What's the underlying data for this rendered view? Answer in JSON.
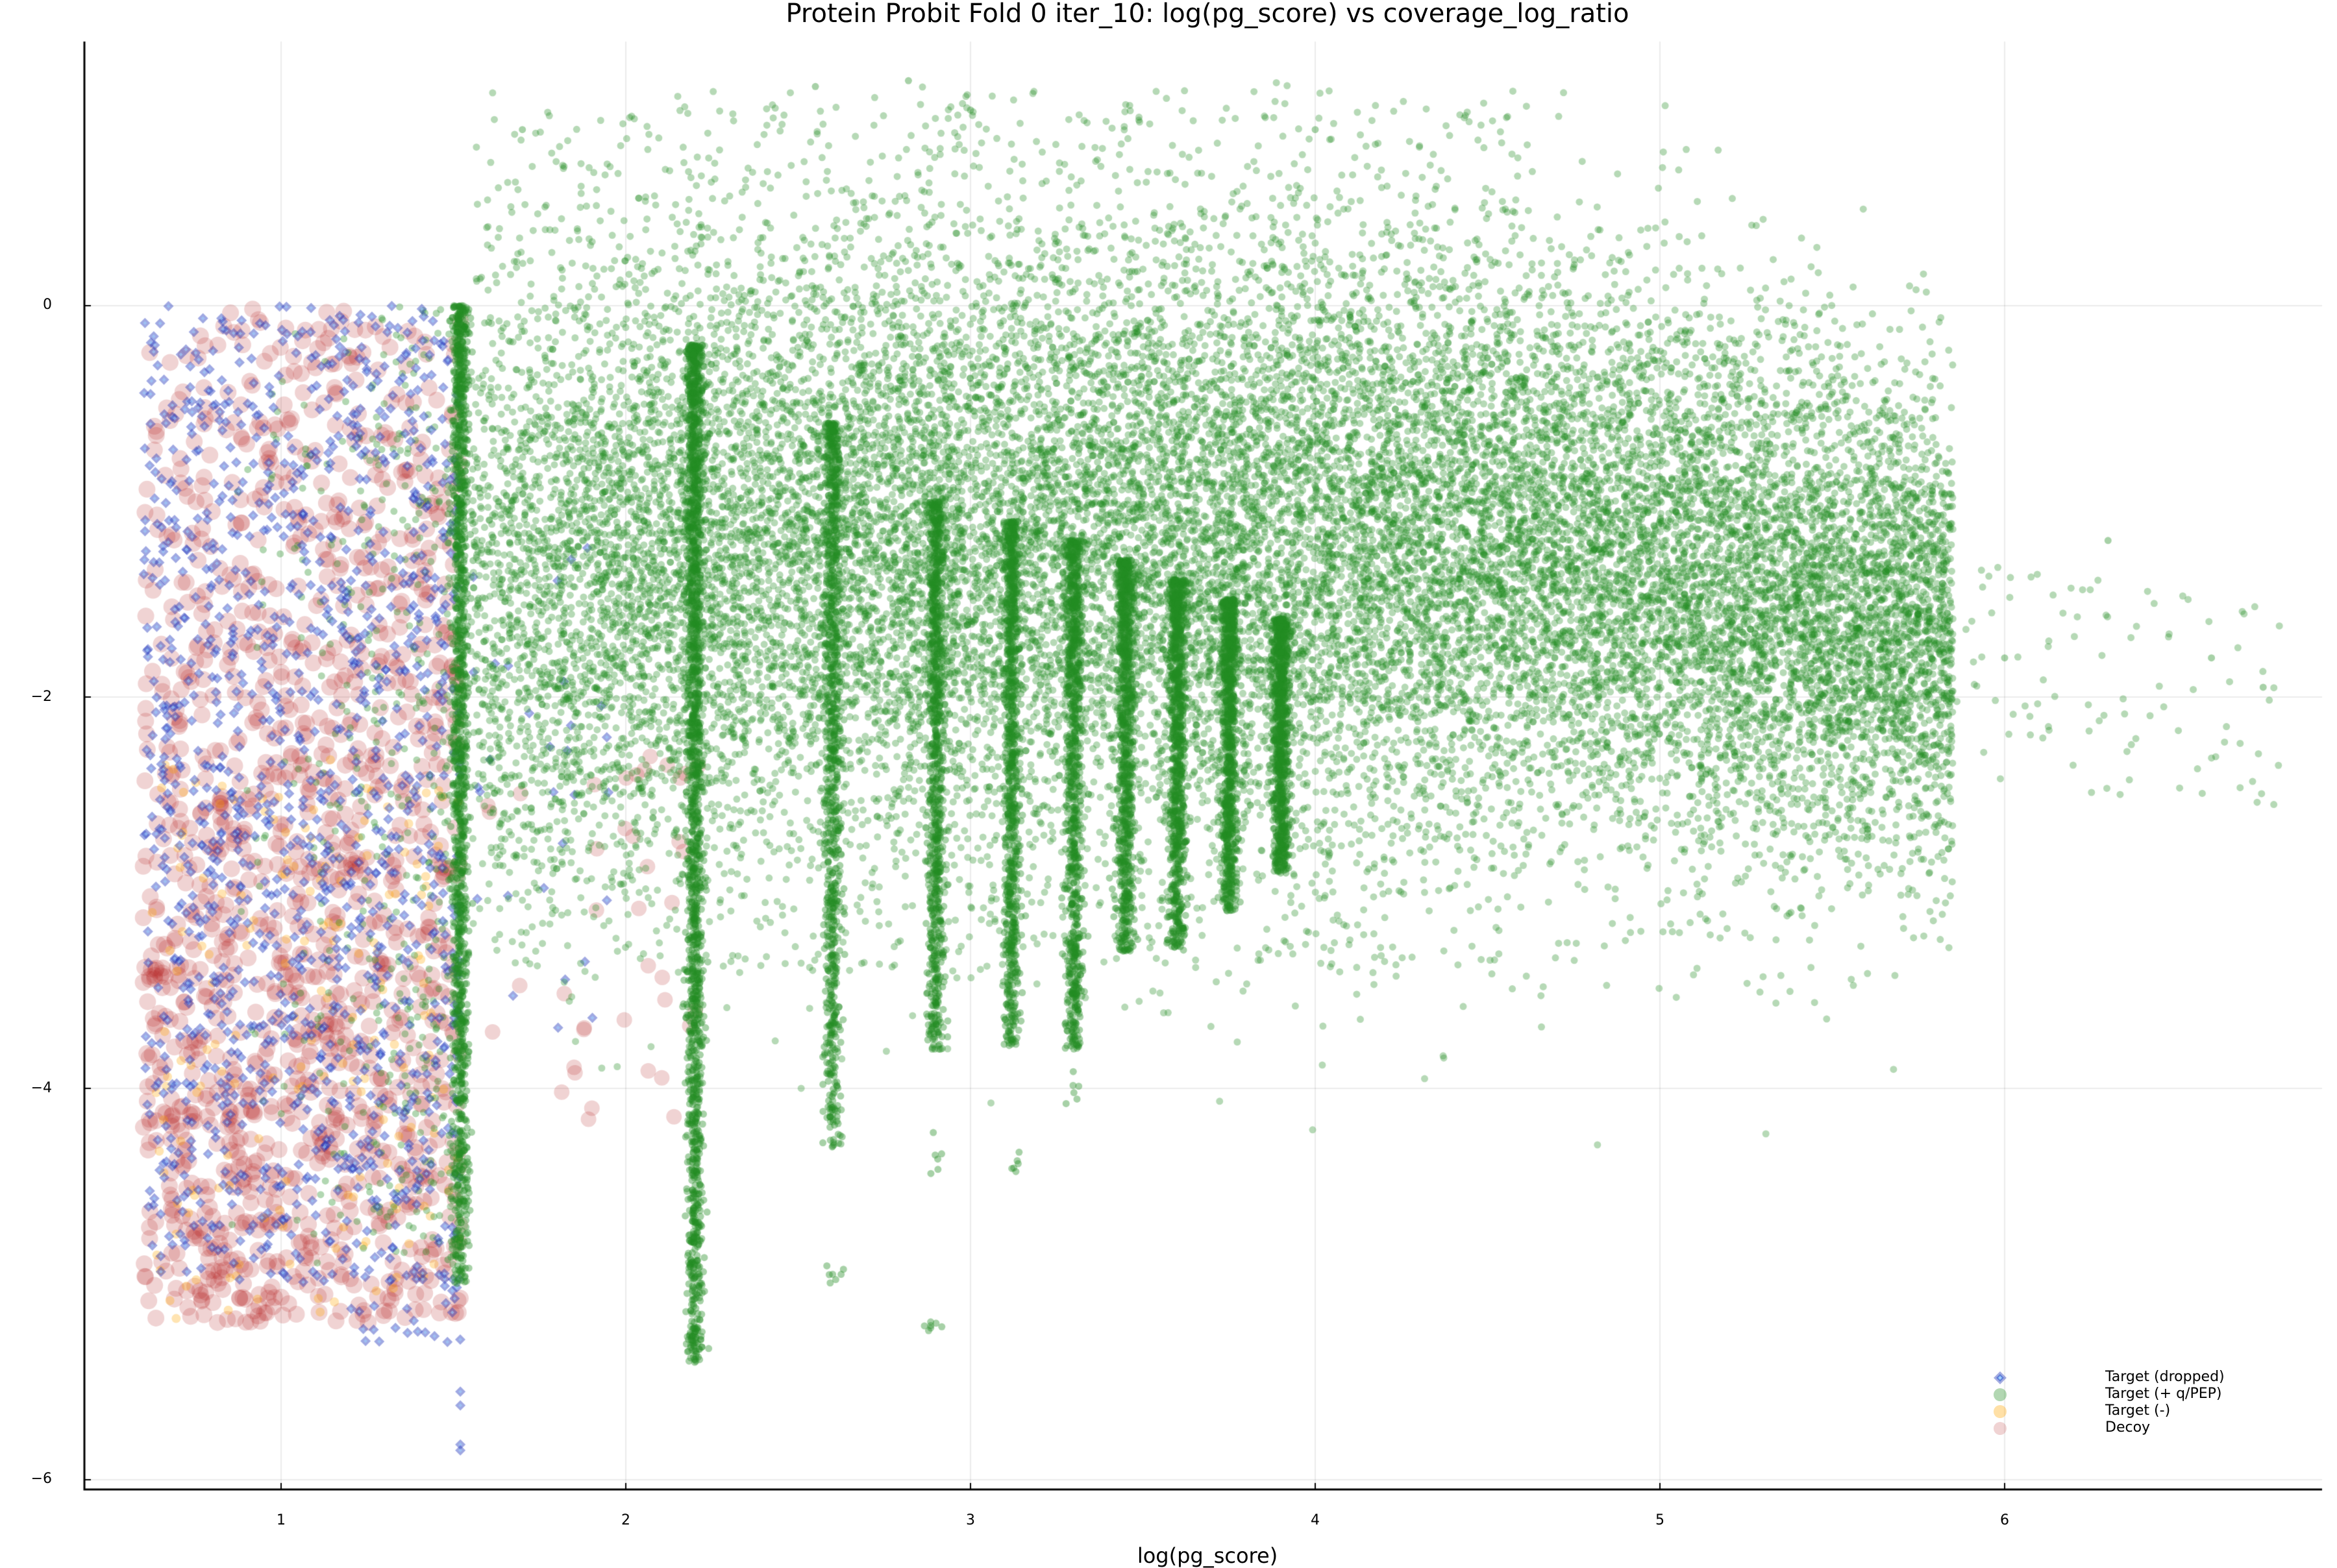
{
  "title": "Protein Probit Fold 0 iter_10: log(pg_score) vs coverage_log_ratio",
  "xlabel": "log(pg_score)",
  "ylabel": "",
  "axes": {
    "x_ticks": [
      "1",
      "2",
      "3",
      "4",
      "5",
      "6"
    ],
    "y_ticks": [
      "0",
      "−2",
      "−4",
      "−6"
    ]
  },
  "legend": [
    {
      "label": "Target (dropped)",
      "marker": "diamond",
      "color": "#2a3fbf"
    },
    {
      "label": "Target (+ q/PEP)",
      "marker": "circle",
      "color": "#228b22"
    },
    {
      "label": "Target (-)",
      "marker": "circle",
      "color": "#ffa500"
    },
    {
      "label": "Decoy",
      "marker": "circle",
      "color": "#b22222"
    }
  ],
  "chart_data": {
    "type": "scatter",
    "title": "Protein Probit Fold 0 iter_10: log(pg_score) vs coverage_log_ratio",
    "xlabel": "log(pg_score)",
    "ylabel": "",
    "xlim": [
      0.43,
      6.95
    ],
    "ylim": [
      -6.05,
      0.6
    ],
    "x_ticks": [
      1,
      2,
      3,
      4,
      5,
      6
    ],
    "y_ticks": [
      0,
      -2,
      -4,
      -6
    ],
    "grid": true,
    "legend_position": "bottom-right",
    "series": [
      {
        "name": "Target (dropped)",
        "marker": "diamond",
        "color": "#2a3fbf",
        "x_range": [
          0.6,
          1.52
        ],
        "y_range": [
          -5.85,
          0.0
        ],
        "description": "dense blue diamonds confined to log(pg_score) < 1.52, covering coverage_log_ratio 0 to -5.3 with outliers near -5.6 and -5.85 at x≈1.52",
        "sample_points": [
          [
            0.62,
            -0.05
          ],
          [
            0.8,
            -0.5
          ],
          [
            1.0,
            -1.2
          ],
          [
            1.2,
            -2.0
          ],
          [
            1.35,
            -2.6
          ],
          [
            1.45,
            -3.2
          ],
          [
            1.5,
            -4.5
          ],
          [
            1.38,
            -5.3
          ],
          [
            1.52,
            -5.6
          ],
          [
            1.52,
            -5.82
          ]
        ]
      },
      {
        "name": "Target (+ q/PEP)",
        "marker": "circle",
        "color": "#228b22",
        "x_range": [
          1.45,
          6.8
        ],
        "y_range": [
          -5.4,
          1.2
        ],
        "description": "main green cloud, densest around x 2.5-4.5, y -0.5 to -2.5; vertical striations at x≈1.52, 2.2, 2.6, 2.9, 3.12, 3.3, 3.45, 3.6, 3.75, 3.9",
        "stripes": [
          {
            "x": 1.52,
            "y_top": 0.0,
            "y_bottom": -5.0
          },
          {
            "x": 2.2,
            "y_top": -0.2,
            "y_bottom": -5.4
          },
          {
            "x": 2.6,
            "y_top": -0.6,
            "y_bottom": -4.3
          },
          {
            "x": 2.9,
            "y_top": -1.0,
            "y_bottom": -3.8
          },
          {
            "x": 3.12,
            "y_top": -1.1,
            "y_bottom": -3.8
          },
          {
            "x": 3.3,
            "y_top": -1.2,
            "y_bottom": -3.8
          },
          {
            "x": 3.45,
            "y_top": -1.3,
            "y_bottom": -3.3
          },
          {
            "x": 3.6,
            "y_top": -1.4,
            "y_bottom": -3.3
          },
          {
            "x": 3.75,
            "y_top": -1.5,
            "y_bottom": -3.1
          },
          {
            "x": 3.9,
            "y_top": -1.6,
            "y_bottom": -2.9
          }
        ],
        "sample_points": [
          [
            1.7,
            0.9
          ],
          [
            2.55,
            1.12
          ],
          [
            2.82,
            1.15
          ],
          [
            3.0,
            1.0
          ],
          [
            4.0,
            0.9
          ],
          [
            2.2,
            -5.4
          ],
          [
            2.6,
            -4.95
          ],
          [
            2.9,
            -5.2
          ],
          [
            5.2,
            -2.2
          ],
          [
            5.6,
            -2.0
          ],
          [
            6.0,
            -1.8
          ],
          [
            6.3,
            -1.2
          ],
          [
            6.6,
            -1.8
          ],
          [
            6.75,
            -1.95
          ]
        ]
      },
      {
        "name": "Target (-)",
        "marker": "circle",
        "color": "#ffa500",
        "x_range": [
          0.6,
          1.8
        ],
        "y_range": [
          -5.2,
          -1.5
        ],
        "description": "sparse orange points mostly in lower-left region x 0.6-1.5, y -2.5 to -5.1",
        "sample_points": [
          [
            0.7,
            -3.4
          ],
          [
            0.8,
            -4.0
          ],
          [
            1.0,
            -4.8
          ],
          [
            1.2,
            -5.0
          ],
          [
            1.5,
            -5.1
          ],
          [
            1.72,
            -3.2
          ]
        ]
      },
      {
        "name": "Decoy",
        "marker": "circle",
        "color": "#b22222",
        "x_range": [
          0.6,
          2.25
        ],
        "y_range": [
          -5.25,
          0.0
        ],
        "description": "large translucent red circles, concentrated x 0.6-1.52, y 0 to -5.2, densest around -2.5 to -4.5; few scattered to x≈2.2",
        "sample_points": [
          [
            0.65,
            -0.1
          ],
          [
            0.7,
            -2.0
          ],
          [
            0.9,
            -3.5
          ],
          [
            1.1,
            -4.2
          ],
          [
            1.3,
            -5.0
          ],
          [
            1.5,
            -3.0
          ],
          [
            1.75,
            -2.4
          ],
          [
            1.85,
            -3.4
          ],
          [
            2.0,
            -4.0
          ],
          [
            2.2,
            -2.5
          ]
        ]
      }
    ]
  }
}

******

- **Assignment**
Set down all the entries exactly as they appear, but skip any pictures.

- **Solved exercise**
What's the underlying data for this rendered view? Answer in JSON.
{
  "title": "Protein Probit Fold 0 iter_10: log(pg_score) vs coverage_log_ratio",
  "xlabel": "log(pg_score)",
  "ylabel": "",
  "axes": {
    "x_ticks": [
      "1",
      "2",
      "3",
      "4",
      "5",
      "6"
    ],
    "y_ticks": [
      "0",
      "−2",
      "−4",
      "−6"
    ]
  },
  "legend": [
    {
      "label": "Target (dropped)",
      "marker": "diamond",
      "color": "#2a3fbf"
    },
    {
      "label": "Target (+ q/PEP)",
      "marker": "circle",
      "color": "#228b22"
    },
    {
      "label": "Target (-)",
      "marker": "circle",
      "color": "#ffa500"
    },
    {
      "label": "Decoy",
      "marker": "circle",
      "color": "#b22222"
    }
  ],
  "chart_data": {
    "type": "scatter",
    "title": "Protein Probit Fold 0 iter_10: log(pg_score) vs coverage_log_ratio",
    "xlabel": "log(pg_score)",
    "ylabel": "",
    "xlim": [
      0.43,
      6.95
    ],
    "ylim": [
      -6.05,
      0.6
    ],
    "x_ticks": [
      1,
      2,
      3,
      4,
      5,
      6
    ],
    "y_ticks": [
      0,
      -2,
      -4,
      -6
    ],
    "grid": true,
    "legend_position": "bottom-right",
    "series": [
      {
        "name": "Target (dropped)",
        "marker": "diamond",
        "color": "#2a3fbf",
        "x_range": [
          0.6,
          1.52
        ],
        "y_range": [
          -5.85,
          0.0
        ],
        "description": "dense blue diamonds confined to log(pg_score) < 1.52, covering coverage_log_ratio 0 to -5.3 with outliers near -5.6 and -5.85 at x≈1.52",
        "sample_points": [
          [
            0.62,
            -0.05
          ],
          [
            0.8,
            -0.5
          ],
          [
            1.0,
            -1.2
          ],
          [
            1.2,
            -2.0
          ],
          [
            1.35,
            -2.6
          ],
          [
            1.45,
            -3.2
          ],
          [
            1.5,
            -4.5
          ],
          [
            1.38,
            -5.3
          ],
          [
            1.52,
            -5.6
          ],
          [
            1.52,
            -5.82
          ]
        ]
      },
      {
        "name": "Target (+ q/PEP)",
        "marker": "circle",
        "color": "#228b22",
        "x_range": [
          1.45,
          6.8
        ],
        "y_range": [
          -5.4,
          1.2
        ],
        "description": "main green cloud, densest around x 2.5-4.5, y -0.5 to -2.5; vertical striations at x≈1.52, 2.2, 2.6, 2.9, 3.12, 3.3, 3.45, 3.6, 3.75, 3.9",
        "stripes": [
          {
            "x": 1.52,
            "y_top": 0.0,
            "y_bottom": -5.0
          },
          {
            "x": 2.2,
            "y_top": -0.2,
            "y_bottom": -5.4
          },
          {
            "x": 2.6,
            "y_top": -0.6,
            "y_bottom": -4.3
          },
          {
            "x": 2.9,
            "y_top": -1.0,
            "y_bottom": -3.8
          },
          {
            "x": 3.12,
            "y_top": -1.1,
            "y_bottom": -3.8
          },
          {
            "x": 3.3,
            "y_top": -1.2,
            "y_bottom": -3.8
          },
          {
            "x": 3.45,
            "y_top": -1.3,
            "y_bottom": -3.3
          },
          {
            "x": 3.6,
            "y_top": -1.4,
            "y_bottom": -3.3
          },
          {
            "x": 3.75,
            "y_top": -1.5,
            "y_bottom": -3.1
          },
          {
            "x": 3.9,
            "y_top": -1.6,
            "y_bottom": -2.9
          }
        ],
        "sample_points": [
          [
            1.7,
            0.9
          ],
          [
            2.55,
            1.12
          ],
          [
            2.82,
            1.15
          ],
          [
            3.0,
            1.0
          ],
          [
            4.0,
            0.9
          ],
          [
            2.2,
            -5.4
          ],
          [
            2.6,
            -4.95
          ],
          [
            2.9,
            -5.2
          ],
          [
            5.2,
            -2.2
          ],
          [
            5.6,
            -2.0
          ],
          [
            6.0,
            -1.8
          ],
          [
            6.3,
            -1.2
          ],
          [
            6.6,
            -1.8
          ],
          [
            6.75,
            -1.95
          ]
        ]
      },
      {
        "name": "Target (-)",
        "marker": "circle",
        "color": "#ffa500",
        "x_range": [
          0.6,
          1.8
        ],
        "y_range": [
          -5.2,
          -1.5
        ],
        "description": "sparse orange points mostly in lower-left region x 0.6-1.5, y -2.5 to -5.1",
        "sample_points": [
          [
            0.7,
            -3.4
          ],
          [
            0.8,
            -4.0
          ],
          [
            1.0,
            -4.8
          ],
          [
            1.2,
            -5.0
          ],
          [
            1.5,
            -5.1
          ],
          [
            1.72,
            -3.2
          ]
        ]
      },
      {
        "name": "Decoy",
        "marker": "circle",
        "color": "#b22222",
        "x_range": [
          0.6,
          2.25
        ],
        "y_range": [
          -5.25,
          0.0
        ],
        "description": "large translucent red circles, concentrated x 0.6-1.52, y 0 to -5.2, densest around -2.5 to -4.5; few scattered to x≈2.2",
        "sample_points": [
          [
            0.65,
            -0.1
          ],
          [
            0.7,
            -2.0
          ],
          [
            0.9,
            -3.5
          ],
          [
            1.1,
            -4.2
          ],
          [
            1.3,
            -5.0
          ],
          [
            1.5,
            -3.0
          ],
          [
            1.75,
            -2.4
          ],
          [
            1.85,
            -3.4
          ],
          [
            2.0,
            -4.0
          ],
          [
            2.2,
            -2.5
          ]
        ]
      }
    ]
  }
}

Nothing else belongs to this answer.